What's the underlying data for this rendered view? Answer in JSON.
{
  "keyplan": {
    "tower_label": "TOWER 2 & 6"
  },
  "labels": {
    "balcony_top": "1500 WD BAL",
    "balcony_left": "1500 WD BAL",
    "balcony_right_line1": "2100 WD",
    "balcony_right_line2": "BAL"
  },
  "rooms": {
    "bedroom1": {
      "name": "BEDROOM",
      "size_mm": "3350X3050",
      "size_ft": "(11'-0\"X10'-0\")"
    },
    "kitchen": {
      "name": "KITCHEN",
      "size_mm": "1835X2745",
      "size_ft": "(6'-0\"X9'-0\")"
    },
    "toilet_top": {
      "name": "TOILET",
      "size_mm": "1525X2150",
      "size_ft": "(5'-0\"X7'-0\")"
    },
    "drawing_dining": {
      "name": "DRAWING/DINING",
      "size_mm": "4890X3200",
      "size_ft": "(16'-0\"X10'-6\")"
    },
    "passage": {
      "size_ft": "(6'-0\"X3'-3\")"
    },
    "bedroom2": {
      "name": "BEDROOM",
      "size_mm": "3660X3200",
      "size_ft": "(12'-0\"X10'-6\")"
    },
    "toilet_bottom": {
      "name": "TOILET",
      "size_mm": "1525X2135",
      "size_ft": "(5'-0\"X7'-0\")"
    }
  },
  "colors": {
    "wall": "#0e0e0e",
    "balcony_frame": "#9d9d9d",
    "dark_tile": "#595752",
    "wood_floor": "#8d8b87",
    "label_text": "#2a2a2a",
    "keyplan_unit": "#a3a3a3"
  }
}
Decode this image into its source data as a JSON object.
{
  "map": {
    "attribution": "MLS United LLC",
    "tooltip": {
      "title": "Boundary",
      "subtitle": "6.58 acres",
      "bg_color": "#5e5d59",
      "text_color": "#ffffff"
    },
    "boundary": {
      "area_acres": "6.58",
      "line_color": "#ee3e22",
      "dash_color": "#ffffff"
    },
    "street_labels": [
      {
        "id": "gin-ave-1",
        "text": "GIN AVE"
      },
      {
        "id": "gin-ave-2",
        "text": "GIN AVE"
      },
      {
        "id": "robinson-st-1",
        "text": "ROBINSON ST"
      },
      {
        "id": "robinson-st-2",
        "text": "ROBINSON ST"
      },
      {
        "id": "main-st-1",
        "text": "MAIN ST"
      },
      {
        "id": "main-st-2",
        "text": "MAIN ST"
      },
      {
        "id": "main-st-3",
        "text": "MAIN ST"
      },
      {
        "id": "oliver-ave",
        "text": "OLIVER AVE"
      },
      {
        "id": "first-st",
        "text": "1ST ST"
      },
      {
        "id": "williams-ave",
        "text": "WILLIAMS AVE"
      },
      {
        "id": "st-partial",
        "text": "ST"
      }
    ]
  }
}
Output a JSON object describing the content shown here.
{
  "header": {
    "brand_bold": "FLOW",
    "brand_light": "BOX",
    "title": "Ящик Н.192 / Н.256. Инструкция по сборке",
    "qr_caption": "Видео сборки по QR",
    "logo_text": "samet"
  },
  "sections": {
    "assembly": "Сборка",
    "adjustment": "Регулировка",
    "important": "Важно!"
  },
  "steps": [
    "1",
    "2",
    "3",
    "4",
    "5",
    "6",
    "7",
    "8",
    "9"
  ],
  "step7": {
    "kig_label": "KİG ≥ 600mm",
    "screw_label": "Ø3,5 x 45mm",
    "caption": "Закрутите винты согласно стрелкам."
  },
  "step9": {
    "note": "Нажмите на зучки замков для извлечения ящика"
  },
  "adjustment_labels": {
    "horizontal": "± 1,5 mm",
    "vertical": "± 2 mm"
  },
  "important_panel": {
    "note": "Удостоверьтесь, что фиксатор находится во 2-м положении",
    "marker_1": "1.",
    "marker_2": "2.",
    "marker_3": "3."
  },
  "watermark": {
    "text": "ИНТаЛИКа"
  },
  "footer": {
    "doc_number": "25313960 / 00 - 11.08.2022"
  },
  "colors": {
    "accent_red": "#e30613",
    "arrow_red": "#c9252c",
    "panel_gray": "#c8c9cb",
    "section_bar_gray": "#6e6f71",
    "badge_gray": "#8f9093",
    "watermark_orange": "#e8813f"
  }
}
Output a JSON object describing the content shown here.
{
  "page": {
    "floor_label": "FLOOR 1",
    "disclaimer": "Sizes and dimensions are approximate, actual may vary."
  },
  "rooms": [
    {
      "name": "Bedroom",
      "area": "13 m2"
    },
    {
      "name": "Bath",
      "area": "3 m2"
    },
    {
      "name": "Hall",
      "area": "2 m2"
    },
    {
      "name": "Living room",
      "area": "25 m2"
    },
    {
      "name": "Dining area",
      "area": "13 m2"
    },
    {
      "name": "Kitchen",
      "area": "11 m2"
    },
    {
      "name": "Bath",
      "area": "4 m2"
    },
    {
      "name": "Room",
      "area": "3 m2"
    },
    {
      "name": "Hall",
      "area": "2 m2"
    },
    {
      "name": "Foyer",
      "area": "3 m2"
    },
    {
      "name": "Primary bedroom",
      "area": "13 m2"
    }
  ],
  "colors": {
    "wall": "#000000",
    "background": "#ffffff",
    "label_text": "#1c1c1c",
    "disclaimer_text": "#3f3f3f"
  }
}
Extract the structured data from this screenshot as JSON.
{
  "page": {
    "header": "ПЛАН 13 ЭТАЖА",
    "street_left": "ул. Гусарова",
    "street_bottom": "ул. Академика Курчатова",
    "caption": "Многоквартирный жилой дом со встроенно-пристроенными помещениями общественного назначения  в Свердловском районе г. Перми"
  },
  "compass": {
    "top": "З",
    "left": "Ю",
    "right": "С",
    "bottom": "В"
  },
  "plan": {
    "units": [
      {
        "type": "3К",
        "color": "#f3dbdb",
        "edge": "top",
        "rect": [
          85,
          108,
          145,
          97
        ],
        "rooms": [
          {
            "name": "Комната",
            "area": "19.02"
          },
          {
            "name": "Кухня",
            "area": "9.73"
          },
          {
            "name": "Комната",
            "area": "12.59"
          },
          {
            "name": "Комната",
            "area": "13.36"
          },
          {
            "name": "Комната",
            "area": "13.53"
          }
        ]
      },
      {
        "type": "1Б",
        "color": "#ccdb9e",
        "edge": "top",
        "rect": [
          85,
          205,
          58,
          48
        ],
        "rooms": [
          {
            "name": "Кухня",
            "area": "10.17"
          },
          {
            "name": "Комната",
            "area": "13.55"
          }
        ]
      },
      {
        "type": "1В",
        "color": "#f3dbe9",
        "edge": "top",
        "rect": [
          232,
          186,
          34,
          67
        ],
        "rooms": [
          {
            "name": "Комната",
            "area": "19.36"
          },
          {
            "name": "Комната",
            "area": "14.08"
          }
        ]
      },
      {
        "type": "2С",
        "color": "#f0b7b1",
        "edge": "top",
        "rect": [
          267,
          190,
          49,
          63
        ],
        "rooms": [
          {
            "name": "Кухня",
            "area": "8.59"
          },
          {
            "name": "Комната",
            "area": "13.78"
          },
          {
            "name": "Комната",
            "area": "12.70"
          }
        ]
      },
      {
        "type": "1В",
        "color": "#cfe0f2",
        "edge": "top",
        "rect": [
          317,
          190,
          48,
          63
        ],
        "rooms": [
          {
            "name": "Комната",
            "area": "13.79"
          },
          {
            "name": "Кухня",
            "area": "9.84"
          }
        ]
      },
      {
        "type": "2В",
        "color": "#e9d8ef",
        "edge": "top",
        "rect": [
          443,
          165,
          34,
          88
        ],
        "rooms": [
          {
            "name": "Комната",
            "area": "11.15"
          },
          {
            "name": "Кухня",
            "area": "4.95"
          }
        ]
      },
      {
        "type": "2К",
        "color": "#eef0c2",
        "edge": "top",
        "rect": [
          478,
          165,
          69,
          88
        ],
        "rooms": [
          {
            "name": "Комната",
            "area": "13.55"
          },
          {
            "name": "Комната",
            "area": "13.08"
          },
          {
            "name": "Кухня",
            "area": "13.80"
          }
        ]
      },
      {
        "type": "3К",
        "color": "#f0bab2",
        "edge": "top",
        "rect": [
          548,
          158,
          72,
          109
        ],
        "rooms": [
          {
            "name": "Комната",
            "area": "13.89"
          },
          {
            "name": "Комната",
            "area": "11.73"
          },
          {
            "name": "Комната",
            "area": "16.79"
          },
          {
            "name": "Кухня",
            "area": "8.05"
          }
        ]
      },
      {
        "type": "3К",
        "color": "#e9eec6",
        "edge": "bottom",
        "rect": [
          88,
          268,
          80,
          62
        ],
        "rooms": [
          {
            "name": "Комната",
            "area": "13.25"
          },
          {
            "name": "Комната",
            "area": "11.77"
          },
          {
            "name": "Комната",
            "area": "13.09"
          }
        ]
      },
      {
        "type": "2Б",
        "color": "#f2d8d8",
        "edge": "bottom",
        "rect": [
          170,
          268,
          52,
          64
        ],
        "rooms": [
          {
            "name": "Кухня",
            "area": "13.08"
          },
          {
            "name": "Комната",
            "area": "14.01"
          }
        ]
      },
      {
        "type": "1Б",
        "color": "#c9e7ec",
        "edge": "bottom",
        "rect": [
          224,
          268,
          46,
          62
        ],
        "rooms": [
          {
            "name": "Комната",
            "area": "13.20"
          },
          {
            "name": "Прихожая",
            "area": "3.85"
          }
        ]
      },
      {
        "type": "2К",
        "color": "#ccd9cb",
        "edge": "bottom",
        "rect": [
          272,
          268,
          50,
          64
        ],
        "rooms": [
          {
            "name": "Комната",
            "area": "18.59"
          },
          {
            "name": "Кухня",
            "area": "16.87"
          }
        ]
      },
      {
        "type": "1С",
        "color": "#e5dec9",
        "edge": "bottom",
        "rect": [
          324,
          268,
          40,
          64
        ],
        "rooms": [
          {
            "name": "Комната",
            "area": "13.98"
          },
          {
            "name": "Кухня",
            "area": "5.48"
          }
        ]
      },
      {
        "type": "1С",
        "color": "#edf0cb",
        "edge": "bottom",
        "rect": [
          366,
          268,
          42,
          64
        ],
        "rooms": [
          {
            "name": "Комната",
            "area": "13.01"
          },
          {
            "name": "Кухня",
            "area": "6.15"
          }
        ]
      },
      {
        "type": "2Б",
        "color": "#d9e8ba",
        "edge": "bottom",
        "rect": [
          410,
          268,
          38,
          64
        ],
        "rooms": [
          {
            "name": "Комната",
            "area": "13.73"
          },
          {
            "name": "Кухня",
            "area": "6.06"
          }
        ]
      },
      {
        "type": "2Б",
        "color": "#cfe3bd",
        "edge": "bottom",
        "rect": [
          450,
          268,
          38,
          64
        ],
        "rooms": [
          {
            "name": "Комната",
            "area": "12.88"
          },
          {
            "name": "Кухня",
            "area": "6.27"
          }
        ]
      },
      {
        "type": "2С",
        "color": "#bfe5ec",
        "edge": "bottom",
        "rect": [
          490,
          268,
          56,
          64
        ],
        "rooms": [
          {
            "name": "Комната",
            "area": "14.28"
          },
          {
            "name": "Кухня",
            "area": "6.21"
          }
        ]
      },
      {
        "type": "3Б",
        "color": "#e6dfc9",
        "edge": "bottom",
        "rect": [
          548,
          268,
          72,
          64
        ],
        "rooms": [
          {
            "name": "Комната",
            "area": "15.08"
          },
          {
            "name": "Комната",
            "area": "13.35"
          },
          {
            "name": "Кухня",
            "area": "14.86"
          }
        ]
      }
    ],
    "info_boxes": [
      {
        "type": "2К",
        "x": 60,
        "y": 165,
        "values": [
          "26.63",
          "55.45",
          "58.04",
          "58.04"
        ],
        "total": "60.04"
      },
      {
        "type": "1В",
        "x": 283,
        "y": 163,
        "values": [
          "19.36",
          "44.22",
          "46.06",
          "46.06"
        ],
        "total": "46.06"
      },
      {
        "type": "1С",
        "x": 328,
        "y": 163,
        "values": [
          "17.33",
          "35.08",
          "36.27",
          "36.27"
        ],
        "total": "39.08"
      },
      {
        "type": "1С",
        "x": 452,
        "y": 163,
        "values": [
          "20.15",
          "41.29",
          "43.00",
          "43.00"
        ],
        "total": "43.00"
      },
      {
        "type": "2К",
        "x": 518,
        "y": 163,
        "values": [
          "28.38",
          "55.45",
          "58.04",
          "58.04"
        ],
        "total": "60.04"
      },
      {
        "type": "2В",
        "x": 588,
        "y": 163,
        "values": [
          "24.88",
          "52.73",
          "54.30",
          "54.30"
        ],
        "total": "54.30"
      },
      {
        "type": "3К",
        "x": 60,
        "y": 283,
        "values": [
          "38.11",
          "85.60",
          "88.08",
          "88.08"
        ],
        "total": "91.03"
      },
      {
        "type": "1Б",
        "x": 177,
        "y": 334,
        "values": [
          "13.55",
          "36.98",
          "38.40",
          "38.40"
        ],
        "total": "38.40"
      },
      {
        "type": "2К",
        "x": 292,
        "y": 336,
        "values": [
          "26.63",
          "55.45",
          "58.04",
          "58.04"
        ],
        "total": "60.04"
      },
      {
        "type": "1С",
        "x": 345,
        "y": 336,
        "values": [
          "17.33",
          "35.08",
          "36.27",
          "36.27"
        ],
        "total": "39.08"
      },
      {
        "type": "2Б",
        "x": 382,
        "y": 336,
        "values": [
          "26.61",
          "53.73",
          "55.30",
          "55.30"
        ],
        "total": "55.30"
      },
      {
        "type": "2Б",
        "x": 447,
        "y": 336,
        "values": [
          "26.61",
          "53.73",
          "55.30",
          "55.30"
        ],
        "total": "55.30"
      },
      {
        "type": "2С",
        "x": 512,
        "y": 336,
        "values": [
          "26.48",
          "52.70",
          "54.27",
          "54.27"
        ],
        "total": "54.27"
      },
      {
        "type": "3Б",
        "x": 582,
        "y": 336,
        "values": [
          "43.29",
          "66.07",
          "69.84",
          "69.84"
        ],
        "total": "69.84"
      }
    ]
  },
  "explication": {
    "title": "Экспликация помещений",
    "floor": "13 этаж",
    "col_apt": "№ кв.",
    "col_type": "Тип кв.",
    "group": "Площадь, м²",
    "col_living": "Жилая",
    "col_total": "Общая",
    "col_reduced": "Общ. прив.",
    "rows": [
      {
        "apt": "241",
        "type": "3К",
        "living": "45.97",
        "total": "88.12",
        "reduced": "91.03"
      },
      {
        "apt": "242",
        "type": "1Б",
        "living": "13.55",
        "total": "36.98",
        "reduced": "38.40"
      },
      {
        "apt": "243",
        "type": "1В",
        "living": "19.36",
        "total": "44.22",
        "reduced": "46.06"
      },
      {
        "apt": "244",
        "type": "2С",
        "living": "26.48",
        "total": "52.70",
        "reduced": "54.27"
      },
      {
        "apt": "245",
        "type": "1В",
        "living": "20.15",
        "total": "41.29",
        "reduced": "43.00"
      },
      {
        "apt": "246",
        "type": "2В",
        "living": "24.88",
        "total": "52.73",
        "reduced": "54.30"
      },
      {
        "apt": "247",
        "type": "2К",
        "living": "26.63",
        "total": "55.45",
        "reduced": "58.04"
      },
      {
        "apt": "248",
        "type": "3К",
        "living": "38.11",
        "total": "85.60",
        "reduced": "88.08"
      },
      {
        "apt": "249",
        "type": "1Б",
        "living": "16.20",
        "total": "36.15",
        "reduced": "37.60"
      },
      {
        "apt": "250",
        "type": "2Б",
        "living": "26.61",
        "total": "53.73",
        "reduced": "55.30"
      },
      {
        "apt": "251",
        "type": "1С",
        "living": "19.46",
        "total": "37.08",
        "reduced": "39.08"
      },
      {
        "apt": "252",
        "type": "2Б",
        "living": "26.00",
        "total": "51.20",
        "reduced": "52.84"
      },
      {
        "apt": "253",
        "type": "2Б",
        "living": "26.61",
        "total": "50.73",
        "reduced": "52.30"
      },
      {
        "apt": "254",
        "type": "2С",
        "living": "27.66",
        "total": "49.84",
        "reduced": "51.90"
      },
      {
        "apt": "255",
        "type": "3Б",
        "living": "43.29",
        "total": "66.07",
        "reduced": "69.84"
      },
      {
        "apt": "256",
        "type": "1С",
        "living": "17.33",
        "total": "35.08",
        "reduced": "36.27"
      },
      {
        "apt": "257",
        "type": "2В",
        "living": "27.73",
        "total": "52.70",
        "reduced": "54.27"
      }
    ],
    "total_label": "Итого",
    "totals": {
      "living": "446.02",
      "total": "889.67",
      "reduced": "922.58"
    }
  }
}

-.-.-

§ **Exercise objective**:
Read the entries and show each line that mentions "ffffff".

§ **Solved problem**:
      "text_color": "#ffffff"
      "dash_color": "#ffffff"
    "background": "#ffffff",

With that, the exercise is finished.